:: TAREFAS PROPOSTAS ::
**A.** No texto sobre eventos climáticos excepcionais, qual coletivo ambientalista deu entrevista ao Correio?
**B.** Prossiga o texto sobre eventos climáticos excepcionais a partir do ponto em que ele termina.

:: TEXTO PARA LEITURA ::
┏━━
Eventos climáticos considerados excepcionais já são a nova normalidade
Eventos climáticos considerados excepcionais já são a nova normalidade
Por Gabriel Brito, da Redação do Correio da Cidadania
Como já ocorre em quase todos os verões, chuvas torrenciais causam tragédias sociais em diferentes locais do país. Neste ano, destacaram-se as chuvas em Minas Gerais em janeiro e, em São Paulo, a tempestade de 10 de fevereiro, que paralisou a cidade e suas atividades por completo. De acordo com a Coalizão pelo Clima, coletivo ambientalista que concedeu entrevista ao Correio, não dá mais pra aceitar o discurso oficial da excepcionalidade das chuvas. Trata-se, em resumo, da nova normalidade climática.
“Nossos governantes, da esfera municipal a federal, continuam dizendo que são eventos inesperados ou citando uma ou duas ações como suficientes para acabar com as enchentes. Duvidamos sempre de soluções simples. Esse é um problema global, diversas cidades do mundo inteiro estão passando pelos mesmos problemas”.
┗━━
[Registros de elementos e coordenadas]
┏━━
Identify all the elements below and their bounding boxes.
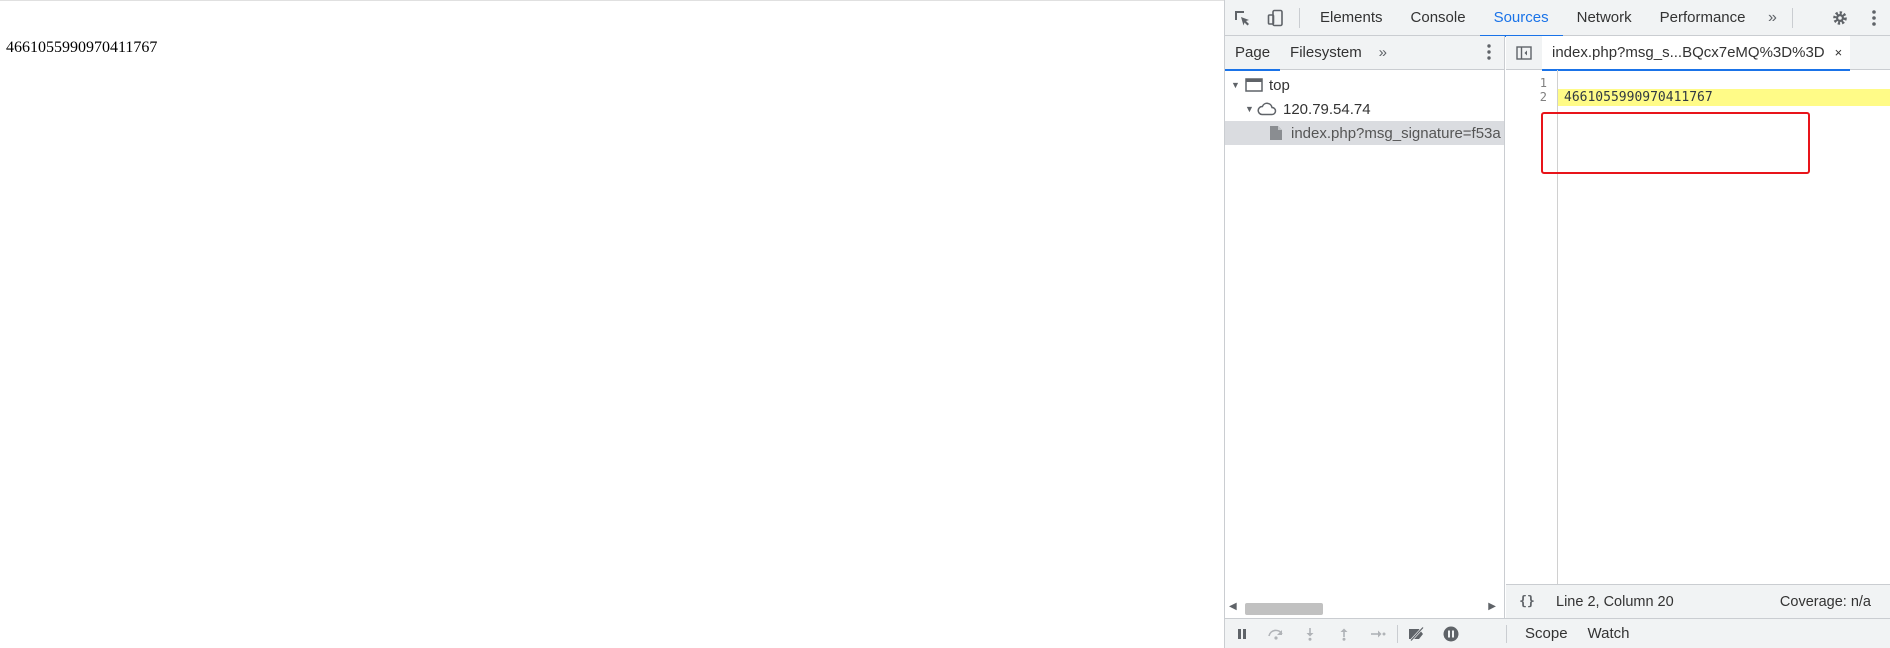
step-over-icon[interactable] bbox=[1259, 619, 1293, 648]
open-file-tab[interactable]: index.php?msg_s...BQcx7eMQ%3D%3D × bbox=[1542, 35, 1851, 71]
device-toolbar-icon[interactable] bbox=[1259, 0, 1293, 36]
scroll-right-arrow-icon[interactable]: ▶ bbox=[1488, 601, 1496, 612]
navigator-tabs: Page Filesystem » bbox=[1225, 36, 1504, 71]
devtools-toolbar: Elements Console Sources Network Perform… bbox=[1225, 0, 1890, 37]
tab-network[interactable]: Network bbox=[1563, 0, 1646, 36]
frame-icon bbox=[1245, 78, 1263, 92]
line-number[interactable]: 1 bbox=[1540, 76, 1547, 90]
code-line-highlighted[interactable]: 4661055990970411767 bbox=[1558, 89, 1890, 106]
editor-tabs: index.php?msg_s...BQcx7eMQ%3D%3D × bbox=[1506, 35, 1890, 71]
scroll-left-arrow-icon[interactable]: ◀ bbox=[1229, 601, 1237, 612]
close-tab-icon[interactable]: × bbox=[1835, 45, 1843, 60]
pause-on-exceptions-icon[interactable] bbox=[1434, 619, 1468, 648]
toggle-navigator-icon[interactable] bbox=[1506, 36, 1542, 70]
devtools-panel: Elements Console Sources Network Perform… bbox=[1224, 0, 1890, 648]
editor-status-bar: {} Line 2, Column 20 Coverage: n/a bbox=[1506, 584, 1890, 618]
pretty-print-braces-icon[interactable]: {} bbox=[1506, 594, 1548, 609]
tab-page[interactable]: Page bbox=[1225, 36, 1281, 71]
cursor-position: Line 2, Column 20 bbox=[1556, 593, 1674, 610]
navigator-menu-kebab-icon[interactable] bbox=[1486, 43, 1492, 64]
step-icon[interactable] bbox=[1361, 619, 1395, 648]
page-viewport: 4661055990970411767 bbox=[0, 0, 1224, 648]
settings-gear-icon[interactable] bbox=[1823, 0, 1857, 36]
tree-item-label: top bbox=[1269, 76, 1290, 94]
expand-triangle-icon[interactable]: ▼ bbox=[1231, 80, 1243, 90]
page-body-text: 4661055990970411767 bbox=[6, 39, 158, 56]
annotation-highlight-box bbox=[1541, 112, 1810, 174]
tree-item-domain[interactable]: ▼ 120.79.54.74 bbox=[1225, 97, 1504, 121]
more-navigator-tabs-chevron-icon[interactable]: » bbox=[1372, 44, 1394, 61]
customize-kebab-icon[interactable] bbox=[1857, 0, 1890, 36]
tab-elements[interactable]: Elements bbox=[1306, 0, 1397, 36]
tab-performance[interactable]: Performance bbox=[1646, 0, 1760, 36]
expand-triangle-icon[interactable]: ▼ bbox=[1245, 104, 1257, 114]
sources-navigator: Page Filesystem » ▼ top ▼ 120.79.54.74 i… bbox=[1225, 36, 1505, 618]
tab-scope[interactable]: Scope bbox=[1515, 625, 1578, 642]
navigator-horizontal-scrollbar[interactable]: ◀ ▶ bbox=[1225, 599, 1504, 618]
tab-console[interactable]: Console bbox=[1397, 0, 1480, 36]
line-number[interactable]: 2 bbox=[1540, 90, 1547, 104]
more-tabs-chevron-icon[interactable]: » bbox=[1760, 0, 1786, 36]
tree-item-label: index.php?msg_signature=f53a bbox=[1291, 124, 1501, 142]
tree-item-file[interactable]: index.php?msg_signature=f53a bbox=[1225, 121, 1504, 145]
open-file-tab-label: index.php?msg_s...BQcx7eMQ%3D%3D bbox=[1552, 44, 1825, 61]
tab-watch[interactable]: Watch bbox=[1578, 625, 1640, 642]
scrollbar-thumb[interactable] bbox=[1245, 603, 1323, 615]
cloud-icon bbox=[1257, 102, 1277, 116]
tab-sources[interactable]: Sources bbox=[1479, 0, 1563, 37]
tree-item-label: 120.79.54.74 bbox=[1283, 100, 1371, 118]
pause-icon[interactable] bbox=[1225, 619, 1259, 648]
code-area[interactable]: 1 2 4661055990970411767 bbox=[1506, 70, 1890, 584]
file-icon bbox=[1269, 125, 1283, 141]
debugger-separator bbox=[1506, 624, 1507, 643]
step-into-icon[interactable] bbox=[1293, 619, 1327, 648]
debugger-toolbar: Scope Watch bbox=[1225, 618, 1890, 648]
debugger-separator bbox=[1397, 624, 1398, 643]
toolbar-separator bbox=[1299, 7, 1300, 28]
step-out-icon[interactable] bbox=[1327, 619, 1361, 648]
tree-item-top[interactable]: ▼ top bbox=[1225, 73, 1504, 97]
tab-filesystem[interactable]: Filesystem bbox=[1280, 36, 1372, 70]
deactivate-breakpoints-icon[interactable] bbox=[1400, 619, 1434, 648]
inspect-element-icon[interactable] bbox=[1225, 0, 1259, 36]
source-editor: index.php?msg_s...BQcx7eMQ%3D%3D × 1 2 4… bbox=[1506, 35, 1890, 618]
toolbar-separator bbox=[1791, 7, 1793, 28]
coverage-status: Coverage: n/a bbox=[1779, 593, 1871, 610]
┗━━
:: RESPOSTAS FORNECIDAS ::
**A.** A Coalizão pelo Clima.

**B.**
Nesse sentido, apesar de apontarem falhas administrativas de governos, a Coalizão critica o comportamento irresponsável do governo brasileiro no plano internacional e reforça a tese de que tais eventos climáticos punirão de forma mais severa as parcelas mais pobres da população.
“Nós sabemos que a população negra e periférica é muito mais afetada que as classes altas em enchentes, secas e falta d’água, calor extremo etc. Isso porque as classes altas têm acesso à moradia, saúde e saneamento que nem todas as comunidades possuem. É muito claro que algumas regiões, dentro do Brasil e de cidades, sofrerão mais que outras”.
Correio da Cidadania: Como compreender a atual época de chuvas no Brasil à luz do trabalho que a Coalizão produz? Estaria acima da média e por quê?
Coalizão pelo Clima: Com as mudanças climáticas, temos que fazer a análise de que esse é o nosso novo clima, ou o novo estado normal. Eventos extremos vão acontecer cada vez mais no nosso dia a dia. E as enchentes, principalmente urbanas, são uma das faces dos efeitos das mudanças climáticas. Nós, da Coalizão pelo Clima, estamos em contato direto com as pessoas que mais sofrem os impactos: o povo. Enxergamos que o nosso trabalho de informar e encontrar formas de resistir às mudanças climáticas é essencial para nossa sobrevivência.
Correio da Cidadania: O descalabro vivido em São Paulo em apenas um dia de chuvas se deve a quais motivos?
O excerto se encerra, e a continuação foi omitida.